Stored records:
____

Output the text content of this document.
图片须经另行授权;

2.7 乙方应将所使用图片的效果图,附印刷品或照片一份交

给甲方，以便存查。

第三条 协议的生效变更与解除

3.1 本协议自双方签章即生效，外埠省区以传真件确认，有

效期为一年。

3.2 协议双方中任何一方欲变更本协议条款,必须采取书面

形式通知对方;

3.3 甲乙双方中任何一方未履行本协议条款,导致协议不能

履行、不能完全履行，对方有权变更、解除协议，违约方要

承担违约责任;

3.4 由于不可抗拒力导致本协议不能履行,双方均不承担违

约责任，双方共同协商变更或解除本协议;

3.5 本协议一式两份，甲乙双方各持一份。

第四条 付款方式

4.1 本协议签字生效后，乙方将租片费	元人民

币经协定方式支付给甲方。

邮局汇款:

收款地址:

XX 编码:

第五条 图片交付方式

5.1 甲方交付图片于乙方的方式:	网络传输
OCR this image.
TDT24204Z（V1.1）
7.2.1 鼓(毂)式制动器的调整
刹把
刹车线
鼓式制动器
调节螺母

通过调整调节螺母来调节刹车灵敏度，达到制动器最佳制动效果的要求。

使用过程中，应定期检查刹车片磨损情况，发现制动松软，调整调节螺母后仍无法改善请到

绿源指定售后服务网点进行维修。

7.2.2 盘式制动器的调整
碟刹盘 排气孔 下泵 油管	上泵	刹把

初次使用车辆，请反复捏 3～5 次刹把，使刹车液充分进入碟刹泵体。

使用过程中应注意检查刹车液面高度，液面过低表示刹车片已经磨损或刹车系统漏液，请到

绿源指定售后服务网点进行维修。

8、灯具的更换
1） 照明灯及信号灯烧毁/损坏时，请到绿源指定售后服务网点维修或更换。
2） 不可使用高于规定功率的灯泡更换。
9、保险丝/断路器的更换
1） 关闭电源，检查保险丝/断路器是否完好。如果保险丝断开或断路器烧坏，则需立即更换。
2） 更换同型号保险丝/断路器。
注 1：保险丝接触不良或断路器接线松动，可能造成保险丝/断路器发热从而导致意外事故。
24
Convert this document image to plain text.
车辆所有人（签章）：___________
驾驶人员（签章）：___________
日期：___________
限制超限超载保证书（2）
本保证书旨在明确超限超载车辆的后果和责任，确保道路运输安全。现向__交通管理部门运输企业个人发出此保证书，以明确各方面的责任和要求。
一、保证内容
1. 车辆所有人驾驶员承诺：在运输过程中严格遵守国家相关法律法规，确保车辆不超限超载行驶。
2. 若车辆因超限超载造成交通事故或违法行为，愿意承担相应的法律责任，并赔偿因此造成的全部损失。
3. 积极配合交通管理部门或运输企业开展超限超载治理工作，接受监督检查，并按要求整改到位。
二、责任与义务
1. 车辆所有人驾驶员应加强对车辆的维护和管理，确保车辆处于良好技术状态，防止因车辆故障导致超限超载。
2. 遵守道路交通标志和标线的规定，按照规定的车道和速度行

____

**TASK INSTRUCTIONS:**
Output the complete data exactly as written.

**EXERCISE OUTPUT:**
Output the text content of this document.
图片须经另行授权;

2.7 乙方应将所使用图片的效果图,附印刷品或照片一份交

给甲方，以便存查。

第三条 协议的生效变更与解除

3.1 本协议自双方签章即生效，外埠省区以传真件确认，有

效期为一年。

3.2 协议双方中任何一方欲变更本协议条款,必须采取书面

形式通知对方;

3.3 甲乙双方中任何一方未履行本协议条款,导致协议不能

履行、不能完全履行，对方有权变更、解除协议，违约方要

承担违约责任;

3.4 由于不可抗拒力导致本协议不能履行,双方均不承担违

约责任，双方共同协商变更或解除本协议;

3.5 本协议一式两份，甲乙双方各持一份。

第四条 付款方式

4.1 本协议签字生效后，乙方将租片费	元人民

币经协定方式支付给甲方。

邮局汇款:

收款地址:

XX 编码:

第五条 图片交付方式

5.1 甲方交付图片于乙方的方式:	网络传输
OCR this image.
TDT24204Z（V1.1）
7.2.1 鼓(毂)式制动器的调整
刹把
刹车线
鼓式制动器
调节螺母

通过调整调节螺母来调节刹车灵敏度，达到制动器最佳制动效果的要求。

使用过程中，应定期检查刹车片磨损情况，发现制动松软，调整调节螺母后仍无法改善请到

绿源指定售后服务网点进行维修。

7.2.2 盘式制动器的调整
碟刹盘 排气孔 下泵 油管	上泵	刹把

初次使用车辆，请反复捏 3～5 次刹把，使刹车液充分进入碟刹泵体。

使用过程中应注意检查刹车液面高度，液面过低表示刹车片已经磨损或刹车系统漏液，请到

绿源指定售后服务网点进行维修。

8、灯具的更换
1） 照明灯及信号灯烧毁/损坏时，请到绿源指定售后服务网点维修或更换。
2） 不可使用高于规定功率的灯泡更换。
9、保险丝/断路器的更换
1） 关闭电源，检查保险丝/断路器是否完好。如果保险丝断开或断路器烧坏，则需立即更换。
2） 更换同型号保险丝/断路器。
注 1：保险丝接触不良或断路器接线松动，可能造成保险丝/断路器发热从而导致意外事故。
24
Convert this document image to plain text.
车辆所有人（签章）：___________
驾驶人员（签章）：___________
日期：___________
限制超限超载保证书（2）
本保证书旨在明确超限超载车辆的后果和责任，确保道路运输安全。现向__交通管理部门运输企业个人发出此保证书，以明确各方面的责任和要求。
一、保证内容
1. 车辆所有人驾驶员承诺：在运输过程中严格遵守国家相关法律法规，确保车辆不超限超载行驶。
2. 若车辆因超限超载造成交通事故或违法行为，愿意承担相应的法律责任，并赔偿因此造成的全部损失。
3. 积极配合交通管理部门或运输企业开展超限超载治理工作，接受监督检查，并按要求整改到位。
二、责任与义务
1. 车辆所有人驾驶员应加强对车辆的维护和管理，确保车辆处于良好技术状态，防止因车辆故障导致超限超载。
2. 遵守道路交通标志和标线的规定，按照规定的车道和速度行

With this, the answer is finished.